*The request*: Filter the records below down to lines containing "What".

◆ ◆ ◆ ◆ ◆ ◆ ◆

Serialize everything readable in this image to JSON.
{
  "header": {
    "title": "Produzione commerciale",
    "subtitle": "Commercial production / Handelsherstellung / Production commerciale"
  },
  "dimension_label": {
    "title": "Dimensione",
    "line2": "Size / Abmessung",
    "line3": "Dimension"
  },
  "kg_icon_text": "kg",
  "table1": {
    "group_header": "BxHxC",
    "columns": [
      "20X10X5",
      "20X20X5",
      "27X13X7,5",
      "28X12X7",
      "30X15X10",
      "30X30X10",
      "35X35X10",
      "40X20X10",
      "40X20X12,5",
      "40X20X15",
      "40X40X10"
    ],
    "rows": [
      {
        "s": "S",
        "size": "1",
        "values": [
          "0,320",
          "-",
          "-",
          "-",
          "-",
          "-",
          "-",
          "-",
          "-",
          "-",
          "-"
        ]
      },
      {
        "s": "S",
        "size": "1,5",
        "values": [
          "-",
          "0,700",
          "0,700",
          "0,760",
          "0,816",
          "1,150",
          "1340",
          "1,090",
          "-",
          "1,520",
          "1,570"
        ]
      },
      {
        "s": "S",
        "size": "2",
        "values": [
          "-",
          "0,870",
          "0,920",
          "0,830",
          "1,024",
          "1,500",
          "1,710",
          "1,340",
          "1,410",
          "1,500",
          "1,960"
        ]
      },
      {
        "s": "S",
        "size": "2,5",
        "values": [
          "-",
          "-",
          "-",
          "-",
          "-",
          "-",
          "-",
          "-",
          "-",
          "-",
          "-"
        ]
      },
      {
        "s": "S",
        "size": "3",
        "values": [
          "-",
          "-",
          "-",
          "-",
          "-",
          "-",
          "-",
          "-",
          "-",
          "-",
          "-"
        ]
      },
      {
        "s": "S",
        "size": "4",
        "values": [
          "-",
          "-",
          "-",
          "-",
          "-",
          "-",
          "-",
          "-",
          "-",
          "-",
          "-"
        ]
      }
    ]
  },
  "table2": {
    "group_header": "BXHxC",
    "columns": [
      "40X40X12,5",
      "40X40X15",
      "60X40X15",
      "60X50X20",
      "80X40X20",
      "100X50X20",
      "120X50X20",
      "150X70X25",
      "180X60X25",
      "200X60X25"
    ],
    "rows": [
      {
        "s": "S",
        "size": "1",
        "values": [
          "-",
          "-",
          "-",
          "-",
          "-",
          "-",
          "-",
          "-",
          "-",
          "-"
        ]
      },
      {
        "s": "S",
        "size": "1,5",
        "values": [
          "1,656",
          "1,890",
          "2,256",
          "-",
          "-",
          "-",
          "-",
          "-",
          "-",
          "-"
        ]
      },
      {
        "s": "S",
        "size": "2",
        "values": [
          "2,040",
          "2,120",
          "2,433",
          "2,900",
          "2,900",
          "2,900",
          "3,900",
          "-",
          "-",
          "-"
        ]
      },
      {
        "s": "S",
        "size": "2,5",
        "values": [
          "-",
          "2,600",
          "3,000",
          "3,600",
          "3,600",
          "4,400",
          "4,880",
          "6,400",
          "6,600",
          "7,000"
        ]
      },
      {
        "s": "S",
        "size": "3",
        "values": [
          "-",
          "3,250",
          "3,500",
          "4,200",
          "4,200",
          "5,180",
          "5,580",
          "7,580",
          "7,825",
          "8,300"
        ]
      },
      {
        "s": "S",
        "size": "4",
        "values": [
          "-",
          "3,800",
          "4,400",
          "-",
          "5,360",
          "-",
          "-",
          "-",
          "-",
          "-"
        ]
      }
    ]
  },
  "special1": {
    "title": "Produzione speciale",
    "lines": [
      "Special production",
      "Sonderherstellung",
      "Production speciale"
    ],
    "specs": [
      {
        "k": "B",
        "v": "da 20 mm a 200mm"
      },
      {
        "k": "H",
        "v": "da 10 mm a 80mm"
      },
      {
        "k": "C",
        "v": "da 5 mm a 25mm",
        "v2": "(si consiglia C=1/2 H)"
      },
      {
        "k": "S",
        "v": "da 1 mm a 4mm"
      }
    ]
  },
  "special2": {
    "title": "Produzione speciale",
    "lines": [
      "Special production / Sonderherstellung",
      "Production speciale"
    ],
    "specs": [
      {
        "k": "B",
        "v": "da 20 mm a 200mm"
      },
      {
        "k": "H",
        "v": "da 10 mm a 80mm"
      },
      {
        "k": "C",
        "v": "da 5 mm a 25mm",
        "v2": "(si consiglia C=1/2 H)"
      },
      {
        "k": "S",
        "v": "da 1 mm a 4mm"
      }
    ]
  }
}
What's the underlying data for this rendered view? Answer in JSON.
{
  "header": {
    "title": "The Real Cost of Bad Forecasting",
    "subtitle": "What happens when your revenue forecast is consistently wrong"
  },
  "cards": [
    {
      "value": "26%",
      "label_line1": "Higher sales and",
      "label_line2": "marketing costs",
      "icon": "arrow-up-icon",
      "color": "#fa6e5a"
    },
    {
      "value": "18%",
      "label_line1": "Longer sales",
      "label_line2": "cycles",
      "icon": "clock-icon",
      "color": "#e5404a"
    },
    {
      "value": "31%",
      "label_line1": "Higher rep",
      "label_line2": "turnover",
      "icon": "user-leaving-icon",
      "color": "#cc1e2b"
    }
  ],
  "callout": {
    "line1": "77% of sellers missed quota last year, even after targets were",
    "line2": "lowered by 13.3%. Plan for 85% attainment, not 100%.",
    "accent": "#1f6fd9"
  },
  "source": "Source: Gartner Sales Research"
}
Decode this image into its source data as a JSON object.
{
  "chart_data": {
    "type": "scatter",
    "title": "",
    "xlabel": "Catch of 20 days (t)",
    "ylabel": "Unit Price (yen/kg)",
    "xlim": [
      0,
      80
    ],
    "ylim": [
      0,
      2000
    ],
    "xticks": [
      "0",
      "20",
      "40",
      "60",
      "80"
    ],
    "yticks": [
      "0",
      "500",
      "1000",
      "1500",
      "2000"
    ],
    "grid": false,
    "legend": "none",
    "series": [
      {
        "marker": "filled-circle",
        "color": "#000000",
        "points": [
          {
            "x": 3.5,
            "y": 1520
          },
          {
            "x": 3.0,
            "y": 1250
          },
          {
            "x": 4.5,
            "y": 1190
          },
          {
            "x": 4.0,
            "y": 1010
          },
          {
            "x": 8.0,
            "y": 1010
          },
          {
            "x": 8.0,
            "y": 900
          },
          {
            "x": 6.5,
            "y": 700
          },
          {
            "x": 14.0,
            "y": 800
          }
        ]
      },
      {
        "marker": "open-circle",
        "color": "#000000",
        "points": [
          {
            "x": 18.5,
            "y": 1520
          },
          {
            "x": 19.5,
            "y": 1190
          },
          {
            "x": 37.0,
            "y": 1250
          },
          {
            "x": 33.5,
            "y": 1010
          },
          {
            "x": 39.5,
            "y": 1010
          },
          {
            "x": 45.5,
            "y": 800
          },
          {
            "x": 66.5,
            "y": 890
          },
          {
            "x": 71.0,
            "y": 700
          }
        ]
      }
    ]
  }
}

◆ ◆ ◆ ◆ ◆ ◆ ◆

*Exercise output*:
What's the underlying data for this rendered view? Answer in JSON.
    "subtitle": "What happens when your revenue forecast is consistently wrong"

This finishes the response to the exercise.